• Texto de lectura
Pero un día decidiste practicar la mirada vertical y viste en la superficie del misterioso mar un precioso y hechicero pez naranja. Este te hizo un guiño y aquel día no volviste a casa liberada. Te faltaba algo, necesitabas saber alguna cosa más… te embrujó el juego del pececito caprichoso que, buscando el mimetismo a través del color, fue él quien te tiró a ti el anzuelo y no al revés.
Pensaste durante tiempo en ese acontecimiento tan singular en tu vida, contabas el guiño del pez a quién podías y ocultabas el mismo guiño a quien debías.
Aquella tarde, el pez, en su marcha, fue dejando una huella naranja tras de sí que ni tan siquiera el poderoso e inmenso mar podía borrar. Por momentos pensaste que podría ser el rastro del amor, de ese amor que tú ya tenías copado y que siempre habías pensado que ya jamás buscarías. Además, estabas convencida de que ese vestigio que el pez dejaba sería borrado por la insondable voracidad del mar. De ese mar que era testigo y callaba, de ese mar que rugía con fiereza por la violación expresa que tu sentimiento hacía a compromisos anteriores.
Volviste al precipicio peñascoso y escarpado, pasado el tiempo prudencial que tu miedo oculto te había recomendado, pero ya no mirabas ningún horizonte. Tu mirada era ya irreversiblemente vertical, directa, dirigida, intencionada y un poco cómplice de algunas corrientes marinas. Y aquel día apareció ante tus ojos desconcertados el pez naranja de nuevo, con la misión expresa de abrir la puerta a una siguiente conversación sin fecha determinada. Una conversación que tú ya también deseabas y que no querías que se demorara mucho. Bajaste a la primera línea de mar e intentaste coger el pez, pero éste, contrario a su deseo pero consciente de lo que hacía, se zafó de tus manos, chocó contra una roca y nadó atolondrado sin rumbo fijo. Esquivó las redes asesinas de tus afectos, coleó en la predicción del amor, dio unos saltitos triunfales y alegres que dejaron en forma de neblina mil siluetas tuyas suspendidas en el aire… y se alejó mar adentro dejando su pista anaranjada en la epidermis del mar.

• Datos proporcionados
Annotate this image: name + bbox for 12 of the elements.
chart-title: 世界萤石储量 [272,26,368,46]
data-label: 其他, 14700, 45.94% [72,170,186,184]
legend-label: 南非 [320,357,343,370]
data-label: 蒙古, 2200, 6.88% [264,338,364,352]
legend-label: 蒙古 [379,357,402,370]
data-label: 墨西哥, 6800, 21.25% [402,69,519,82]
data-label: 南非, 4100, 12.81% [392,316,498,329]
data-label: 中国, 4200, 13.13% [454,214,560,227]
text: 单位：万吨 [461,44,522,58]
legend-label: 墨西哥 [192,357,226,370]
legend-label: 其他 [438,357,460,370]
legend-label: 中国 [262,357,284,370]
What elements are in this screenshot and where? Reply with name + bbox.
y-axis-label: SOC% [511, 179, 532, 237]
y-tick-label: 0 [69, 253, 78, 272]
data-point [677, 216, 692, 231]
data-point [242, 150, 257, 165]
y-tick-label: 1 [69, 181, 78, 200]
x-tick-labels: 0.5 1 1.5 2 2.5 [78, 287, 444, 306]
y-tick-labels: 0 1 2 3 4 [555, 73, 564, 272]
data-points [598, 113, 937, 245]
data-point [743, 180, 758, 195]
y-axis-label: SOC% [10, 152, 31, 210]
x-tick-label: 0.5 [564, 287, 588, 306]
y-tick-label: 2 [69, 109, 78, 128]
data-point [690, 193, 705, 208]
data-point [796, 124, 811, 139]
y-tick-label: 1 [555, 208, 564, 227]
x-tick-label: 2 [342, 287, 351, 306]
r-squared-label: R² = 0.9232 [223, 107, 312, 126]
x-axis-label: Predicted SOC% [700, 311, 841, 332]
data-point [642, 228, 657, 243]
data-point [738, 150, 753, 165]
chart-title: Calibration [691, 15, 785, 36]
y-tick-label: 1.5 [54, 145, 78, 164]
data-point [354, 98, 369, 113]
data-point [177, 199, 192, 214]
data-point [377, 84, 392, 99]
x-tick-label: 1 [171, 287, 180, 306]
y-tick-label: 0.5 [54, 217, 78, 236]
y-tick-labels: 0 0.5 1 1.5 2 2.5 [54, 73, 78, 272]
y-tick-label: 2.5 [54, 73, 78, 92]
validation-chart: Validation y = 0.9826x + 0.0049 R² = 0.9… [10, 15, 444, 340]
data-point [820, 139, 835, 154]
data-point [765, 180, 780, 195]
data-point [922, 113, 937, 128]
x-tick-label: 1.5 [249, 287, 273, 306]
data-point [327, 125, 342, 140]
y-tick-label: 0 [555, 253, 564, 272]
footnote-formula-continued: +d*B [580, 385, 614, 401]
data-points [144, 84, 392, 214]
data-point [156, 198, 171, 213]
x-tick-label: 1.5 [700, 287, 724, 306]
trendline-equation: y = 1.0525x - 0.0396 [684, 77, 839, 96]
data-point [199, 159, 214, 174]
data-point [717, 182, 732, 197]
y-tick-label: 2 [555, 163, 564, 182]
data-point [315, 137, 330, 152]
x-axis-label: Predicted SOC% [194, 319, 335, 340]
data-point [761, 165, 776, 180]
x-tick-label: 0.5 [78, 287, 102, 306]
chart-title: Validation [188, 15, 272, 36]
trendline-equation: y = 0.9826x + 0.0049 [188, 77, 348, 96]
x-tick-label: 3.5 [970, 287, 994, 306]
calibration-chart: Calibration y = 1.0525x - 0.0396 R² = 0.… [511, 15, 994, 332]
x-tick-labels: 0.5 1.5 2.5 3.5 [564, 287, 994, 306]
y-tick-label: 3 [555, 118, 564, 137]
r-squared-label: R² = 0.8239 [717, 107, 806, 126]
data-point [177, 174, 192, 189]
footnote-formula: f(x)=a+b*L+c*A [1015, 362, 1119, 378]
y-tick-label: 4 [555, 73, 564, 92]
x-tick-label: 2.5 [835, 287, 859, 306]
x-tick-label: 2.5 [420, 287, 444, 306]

• Tareas a realizar
A. Reescribe el fragmento del relato sobre el pez naranja desde "Pensaste durante tiempo" hasta "a quien debías.", y cambia "guiño" por "gesto".
B. Resume en dos oraciones el relato sobre el pez naranja.
C. Escribe la continuación del relato sobre el pez naranja a partir de su última oración.

• Respuestas
A.
Pensaste durante tiempo en ese acontecimiento tan singular en tu vida, contabas el gesto del pez a quién podías y ocultabas el mismo gesto a quien debías.

B. Con la mirada vuelta hacia la superficie del mar, la persona a quien habla el relato ve un pez naranja que le hace un guiño y deja tras de sí una huella naranja que, por momentos, parece el rastro del amor, aunque ese sentimiento viola compromisos anteriores. Al volver al precipicio, el pez aparece de nuevo, se le escapa de las manos cuando intenta cogerlo y se aleja mar adentro dejando su pista anaranjada.

C.
Convertida ya en lobo de mar, navegabas sobre sus espaldas con más confianza y libertad que nunca. Ahora ya, el poderoso mar, era tu amigo fiel y encima guardaba tu tesoro… o tu secreto, ¿quién sabe? Pero eras consciente de que la única manera de desentrañar el misterio era aproximándote al pez, intentar secar un poquito sus escamas para que no resbalara tanto y conversar con él. No quisiste remar más, para evitar emboscadas traicioneras del mar. Éste, molesto por tu actitud, mascullaba maldiciendo tu confianza en él. Tu barca temblaba persistentemente y tu mirada salteada observó curiosa la llegada lenta y casual del pez naranja. Este te preguntó si habías ido a verle, a buscarle, a… Pero inmediatamente tú le dejaste bien claro que simplemente paseabas en tu barca y que a quien realmente habías ido a ver era a tu amigo el mar. El pez naranja desapareció repentinamente, esta vez sin dejar rastro alguno.
Por una mentira piadosa, mejor dicho ruborosa, jamás volviste a ver al pez. Siempre pensaste que era una actitud de venganza por su parte. Tenías un conflicto interno de amor y odio por creer que habías entregado tu vida a un silencio caprichoso…
Pasado un tiempo de reflexión, pena y odio, volviste al acantilado a meditar a tu asiento favorito. Aquel lugar mágico era el que, en los atardeceres rojizos y melancólicos del mar, mejor aclaraba tus ideas. Una brisa suave ayudó a las olas a quedar varada una botella con un mensaje en el paisaje ondulado de arena fina. Bajaste con celeridad para comprobar si era para ti. Rompiste la botella contra una roca, extendiste el papel y pudiste al fin leer:
Hola amiga amada, intenta vivir feliz. Tu pez naranja nunca se fue de tu lado voluntariamente. Por amor, quedó petrificado y ahora yace inerte en el fondo más profundo y secreto del mar. Prefirió eso antes que ser náufrago de tu amor. Se debe amar con continuidad en el tiempo, sin descuidar ni un solo espacio de esa línea constante que ha de tener el amor.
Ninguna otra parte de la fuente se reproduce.